Task details:
Extract the entries in their exact form.

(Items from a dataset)
──────────
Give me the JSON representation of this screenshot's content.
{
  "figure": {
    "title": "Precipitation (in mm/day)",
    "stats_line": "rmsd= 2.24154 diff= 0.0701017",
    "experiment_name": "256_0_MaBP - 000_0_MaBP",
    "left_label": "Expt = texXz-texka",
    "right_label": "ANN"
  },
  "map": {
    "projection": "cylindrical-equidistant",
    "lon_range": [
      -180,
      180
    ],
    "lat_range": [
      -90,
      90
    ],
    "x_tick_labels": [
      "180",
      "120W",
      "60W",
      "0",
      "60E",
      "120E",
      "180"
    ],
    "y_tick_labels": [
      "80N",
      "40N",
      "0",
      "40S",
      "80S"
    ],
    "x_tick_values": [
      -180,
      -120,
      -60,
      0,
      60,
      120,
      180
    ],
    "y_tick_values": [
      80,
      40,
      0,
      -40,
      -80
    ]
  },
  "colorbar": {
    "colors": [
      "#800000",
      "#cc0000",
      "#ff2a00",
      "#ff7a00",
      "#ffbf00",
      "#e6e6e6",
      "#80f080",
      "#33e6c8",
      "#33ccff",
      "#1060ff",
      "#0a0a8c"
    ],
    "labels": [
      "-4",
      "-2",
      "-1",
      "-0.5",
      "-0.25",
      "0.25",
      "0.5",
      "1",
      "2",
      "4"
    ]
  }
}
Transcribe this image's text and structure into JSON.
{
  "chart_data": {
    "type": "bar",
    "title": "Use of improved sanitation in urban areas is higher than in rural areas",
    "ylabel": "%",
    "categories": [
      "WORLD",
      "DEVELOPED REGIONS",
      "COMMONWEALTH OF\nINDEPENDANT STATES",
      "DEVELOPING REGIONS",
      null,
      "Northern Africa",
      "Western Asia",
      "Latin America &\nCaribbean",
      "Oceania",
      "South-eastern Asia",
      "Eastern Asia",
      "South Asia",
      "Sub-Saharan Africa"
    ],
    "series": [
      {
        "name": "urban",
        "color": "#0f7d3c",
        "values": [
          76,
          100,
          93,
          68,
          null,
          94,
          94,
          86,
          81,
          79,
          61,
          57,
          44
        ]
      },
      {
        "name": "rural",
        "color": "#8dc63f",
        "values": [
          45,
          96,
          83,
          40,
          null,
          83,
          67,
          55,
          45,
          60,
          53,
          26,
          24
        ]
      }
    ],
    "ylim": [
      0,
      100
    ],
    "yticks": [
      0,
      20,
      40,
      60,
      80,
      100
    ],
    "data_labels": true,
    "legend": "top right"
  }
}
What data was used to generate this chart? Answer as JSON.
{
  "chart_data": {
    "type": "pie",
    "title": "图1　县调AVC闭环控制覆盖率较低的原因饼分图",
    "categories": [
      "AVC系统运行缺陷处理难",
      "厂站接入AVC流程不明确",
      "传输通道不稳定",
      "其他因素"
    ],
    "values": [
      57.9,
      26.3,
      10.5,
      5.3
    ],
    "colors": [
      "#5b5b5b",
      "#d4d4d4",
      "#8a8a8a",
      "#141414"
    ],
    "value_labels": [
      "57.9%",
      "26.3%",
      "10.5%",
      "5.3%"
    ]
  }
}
──────────
Result below:
Give me the JSON representation of this screenshot's content.
{
  "figure": {
    "title": "Precipitation (in mm/day)",
    "stats_line": "rmsd= 2.24154 diff= 0.0701017",
    "experiment_name": "256_0_MaBP - 000_0_MaBP",
    "left_label": "Expt = texXz-texka",
    "right_label": "ANN"
  },
  "map": {
    "projection": "cylindrical-equidistant",
    "lon_range": [
      -180,
      180
    ],
    "lat_range": [
      -90,
      90
    ],
    "x_tick_labels": [
      "180",
      "120W",
      "60W",
      "0",
      "60E",
      "120E",
      "180"
    ],
    "y_tick_labels": [
      "80N",
      "40N",
      "0",
      "40S",
      "80S"
    ],
    "x_tick_values": [
      -180,
      -120,
      -60,
      0,
      60,
      120,
      180
    ],
    "y_tick_values": [
      80,
      40,
      0,
      -40,
      -80
    ]
  },
  "colorbar": {
    "colors": [
      "#800000",
      "#cc0000",
      "#ff2a00",
      "#ff7a00",
      "#ffbf00",
      "#e6e6e6",
      "#80f080",
      "#33e6c8",
      "#33ccff",
      "#1060ff",
      "#0a0a8c"
    ],
    "labels": [
      "-4",
      "-2",
      "-1",
      "-0.5",
      "-0.25",
      "0.25",
      "0.5",
      "1",
      "2",
      "4"
    ]
  }
}
Transcribe this image's text and structure into JSON.
{
  "chart_data": {
    "type": "bar",
    "title": "Use of improved sanitation in urban areas is higher than in rural areas",
    "ylabel": "%",
    "categories": [
      "WORLD",
      "DEVELOPED REGIONS",
      "COMMONWEALTH OF\nINDEPENDANT STATES",
      "DEVELOPING REGIONS",
      null,
      "Northern Africa",
      "Western Asia",
      "Latin America &\nCaribbean",
      "Oceania",
      "South-eastern Asia",
      "Eastern Asia",
      "South Asia",
      "Sub-Saharan Africa"
    ],
    "series": [
      {
        "name": "urban",
        "color": "#0f7d3c",
        "values": [
          76,
          100,
          93,
          68,
          null,
          94,
          94,
          86,
          81,
          79,
          61,
          57,
          44
        ]
      },
      {
        "name": "rural",
        "color": "#8dc63f",
        "values": [
          45,
          96,
          83,
          40,
          null,
          83,
          67,
          55,
          45,
          60,
          53,
          26,
          24
        ]
      }
    ],
    "ylim": [
      0,
      100
    ],
    "yticks": [
      0,
      20,
      40,
      60,
      80,
      100
    ],
    "data_labels": true,
    "legend": "top right"
  }
}
What data was used to generate this chart? Answer as JSON.
{
  "chart_data": {
    "type": "pie",
    "title": "图1　县调AVC闭环控制覆盖率较低的原因饼分图",
    "categories": [
      "AVC系统运行缺陷处理难",
      "厂站接入AVC流程不明确",
      "传输通道不稳定",
      "其他因素"
    ],
    "values": [
      57.9,
      26.3,
      10.5,
      5.3
    ],
    "colors": [
      "#5b5b5b",
      "#d4d4d4",
      "#8a8a8a",
      "#141414"
    ],
    "value_labels": [
      "57.9%",
      "26.3%",
      "10.5%",
      "5.3%"
    ]
  }
}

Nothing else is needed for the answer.